From the records below, copy the lines that include "dont".

- - -

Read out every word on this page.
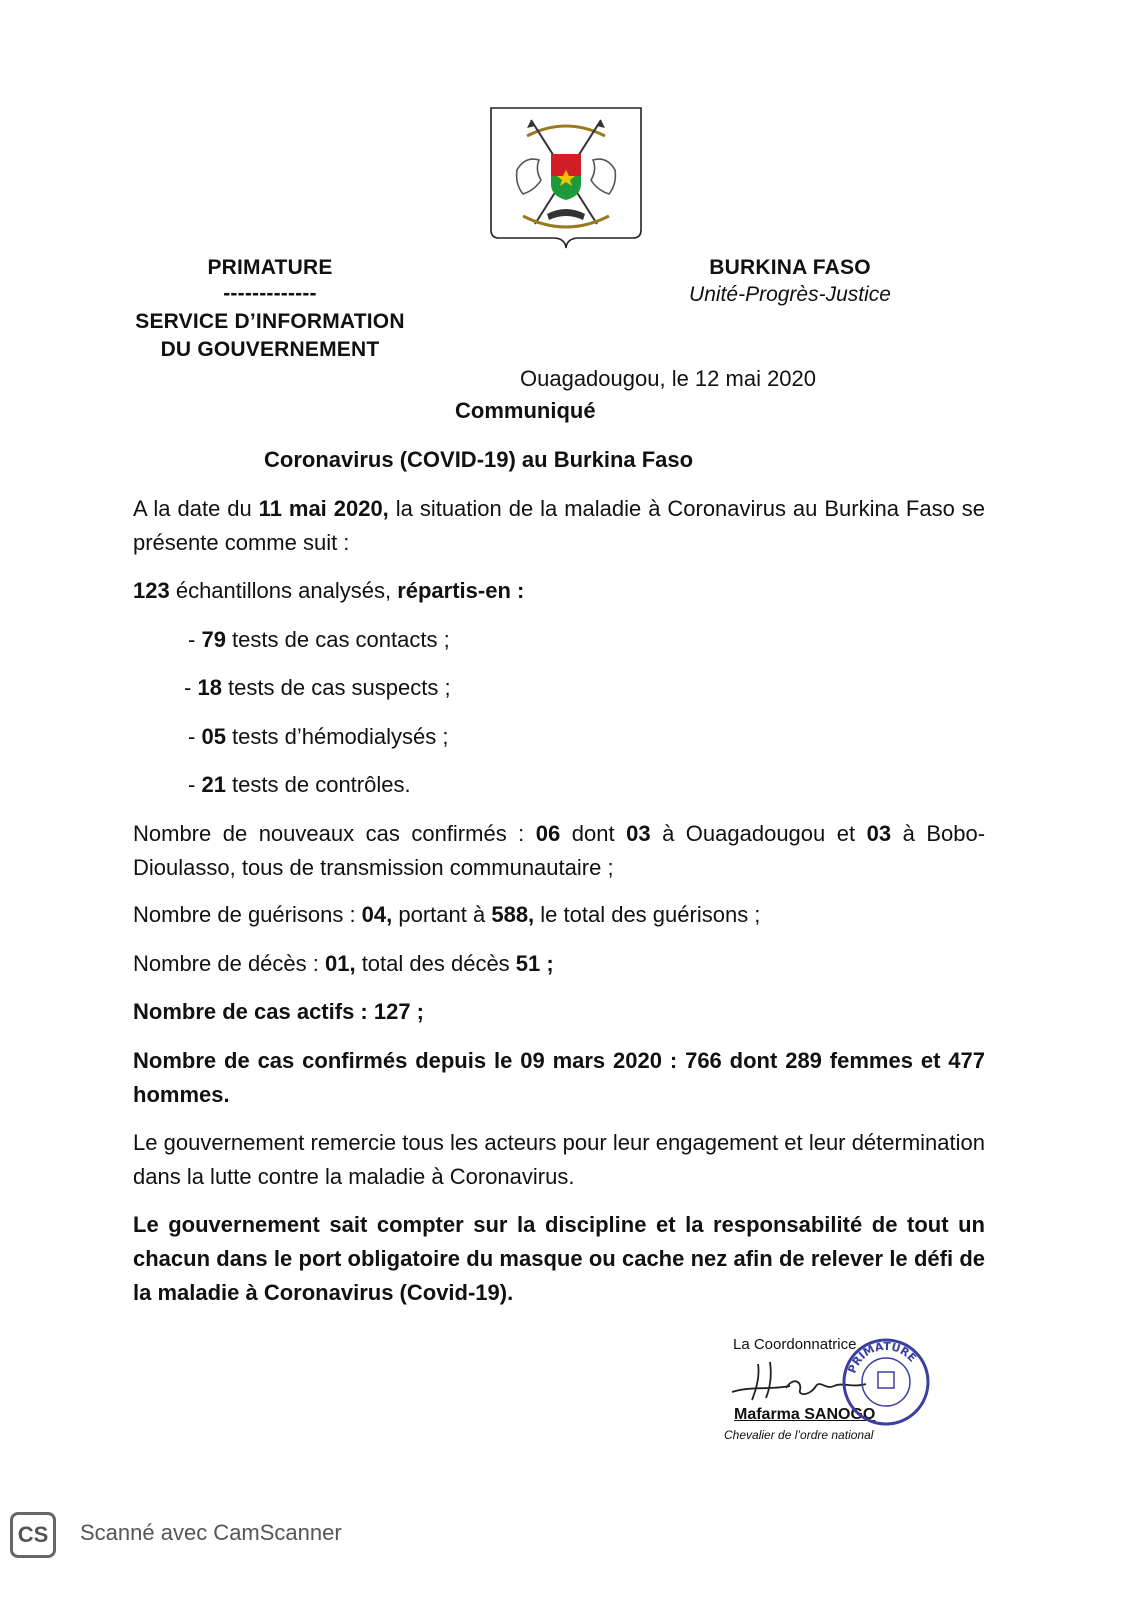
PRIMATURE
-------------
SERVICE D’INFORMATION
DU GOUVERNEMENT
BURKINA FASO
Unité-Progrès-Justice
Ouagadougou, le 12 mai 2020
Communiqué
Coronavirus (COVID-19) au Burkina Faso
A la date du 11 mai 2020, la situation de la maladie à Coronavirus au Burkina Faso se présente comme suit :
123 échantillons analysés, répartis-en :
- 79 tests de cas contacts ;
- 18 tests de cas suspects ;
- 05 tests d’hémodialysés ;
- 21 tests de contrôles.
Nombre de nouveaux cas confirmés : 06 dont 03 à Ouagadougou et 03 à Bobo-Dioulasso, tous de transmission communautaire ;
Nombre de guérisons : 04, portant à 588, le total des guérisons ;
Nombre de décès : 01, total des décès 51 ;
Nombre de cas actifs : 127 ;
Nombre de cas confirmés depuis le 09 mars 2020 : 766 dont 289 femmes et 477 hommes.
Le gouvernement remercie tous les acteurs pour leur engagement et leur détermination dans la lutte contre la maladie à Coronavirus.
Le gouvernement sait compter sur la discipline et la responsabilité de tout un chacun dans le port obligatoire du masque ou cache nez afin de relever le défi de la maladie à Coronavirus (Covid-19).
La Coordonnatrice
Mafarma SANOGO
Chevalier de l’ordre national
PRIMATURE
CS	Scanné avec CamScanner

- - -

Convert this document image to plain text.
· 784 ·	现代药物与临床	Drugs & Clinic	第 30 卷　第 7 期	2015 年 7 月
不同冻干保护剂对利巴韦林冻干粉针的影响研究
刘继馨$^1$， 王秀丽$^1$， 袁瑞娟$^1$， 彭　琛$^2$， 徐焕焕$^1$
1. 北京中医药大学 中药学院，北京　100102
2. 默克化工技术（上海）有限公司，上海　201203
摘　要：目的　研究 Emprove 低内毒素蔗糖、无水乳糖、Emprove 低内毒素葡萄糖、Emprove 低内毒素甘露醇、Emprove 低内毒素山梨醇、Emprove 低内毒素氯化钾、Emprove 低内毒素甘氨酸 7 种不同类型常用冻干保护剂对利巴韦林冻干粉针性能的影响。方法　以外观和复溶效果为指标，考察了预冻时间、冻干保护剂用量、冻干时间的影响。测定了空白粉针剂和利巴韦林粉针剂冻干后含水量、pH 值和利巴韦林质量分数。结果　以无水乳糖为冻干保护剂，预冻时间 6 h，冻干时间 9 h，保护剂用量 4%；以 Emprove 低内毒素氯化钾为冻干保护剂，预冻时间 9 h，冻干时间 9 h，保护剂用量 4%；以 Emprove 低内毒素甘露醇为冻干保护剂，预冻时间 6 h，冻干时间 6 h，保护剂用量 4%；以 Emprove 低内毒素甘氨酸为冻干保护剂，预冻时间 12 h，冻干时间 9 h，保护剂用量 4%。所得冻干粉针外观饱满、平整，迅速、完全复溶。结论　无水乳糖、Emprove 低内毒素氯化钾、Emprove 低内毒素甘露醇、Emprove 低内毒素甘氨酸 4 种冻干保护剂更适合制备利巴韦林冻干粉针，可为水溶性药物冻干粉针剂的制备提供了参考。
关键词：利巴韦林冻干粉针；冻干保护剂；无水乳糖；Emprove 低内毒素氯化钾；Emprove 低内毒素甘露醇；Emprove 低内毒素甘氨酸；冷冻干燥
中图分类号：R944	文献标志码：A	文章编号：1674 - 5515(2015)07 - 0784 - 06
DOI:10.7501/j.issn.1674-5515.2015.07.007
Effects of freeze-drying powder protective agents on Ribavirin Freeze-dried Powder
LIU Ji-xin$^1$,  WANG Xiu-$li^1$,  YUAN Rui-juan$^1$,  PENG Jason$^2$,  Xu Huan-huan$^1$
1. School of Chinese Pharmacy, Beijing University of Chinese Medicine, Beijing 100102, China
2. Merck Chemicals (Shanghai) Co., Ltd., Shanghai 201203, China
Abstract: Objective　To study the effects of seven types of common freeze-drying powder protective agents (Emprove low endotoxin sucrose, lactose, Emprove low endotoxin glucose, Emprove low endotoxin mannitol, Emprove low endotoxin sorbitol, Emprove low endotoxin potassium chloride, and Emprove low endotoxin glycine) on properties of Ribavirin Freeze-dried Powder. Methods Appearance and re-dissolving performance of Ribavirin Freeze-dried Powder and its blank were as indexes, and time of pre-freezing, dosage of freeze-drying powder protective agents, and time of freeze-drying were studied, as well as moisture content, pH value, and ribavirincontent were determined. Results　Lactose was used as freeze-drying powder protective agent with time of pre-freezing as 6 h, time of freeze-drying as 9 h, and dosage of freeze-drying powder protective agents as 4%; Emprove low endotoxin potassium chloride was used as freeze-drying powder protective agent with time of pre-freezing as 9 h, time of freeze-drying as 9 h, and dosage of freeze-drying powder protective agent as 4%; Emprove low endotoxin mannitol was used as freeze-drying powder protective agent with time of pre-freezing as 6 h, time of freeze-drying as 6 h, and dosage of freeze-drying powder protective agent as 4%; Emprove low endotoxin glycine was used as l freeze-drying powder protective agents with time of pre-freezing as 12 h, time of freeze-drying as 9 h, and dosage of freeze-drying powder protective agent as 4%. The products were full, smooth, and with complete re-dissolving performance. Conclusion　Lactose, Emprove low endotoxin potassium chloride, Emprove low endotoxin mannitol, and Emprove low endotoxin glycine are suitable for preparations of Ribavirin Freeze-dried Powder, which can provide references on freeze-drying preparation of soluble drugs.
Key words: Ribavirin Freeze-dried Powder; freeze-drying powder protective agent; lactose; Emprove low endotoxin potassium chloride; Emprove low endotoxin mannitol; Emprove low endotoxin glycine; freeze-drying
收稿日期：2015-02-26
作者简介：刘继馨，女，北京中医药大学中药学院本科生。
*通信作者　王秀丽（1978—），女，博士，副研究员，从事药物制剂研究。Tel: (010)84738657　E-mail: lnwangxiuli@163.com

- - -

[ANSWER BOX]:
Nombre de nouveaux cas confirmés : 06 dont 03 à Ouagadougou et 03 à Bobo-Dioulasso, tous de transmission communautaire ;
Nombre de cas confirmés depuis le 09 mars 2020 : 766 dont 289 femmes et 477 hommes.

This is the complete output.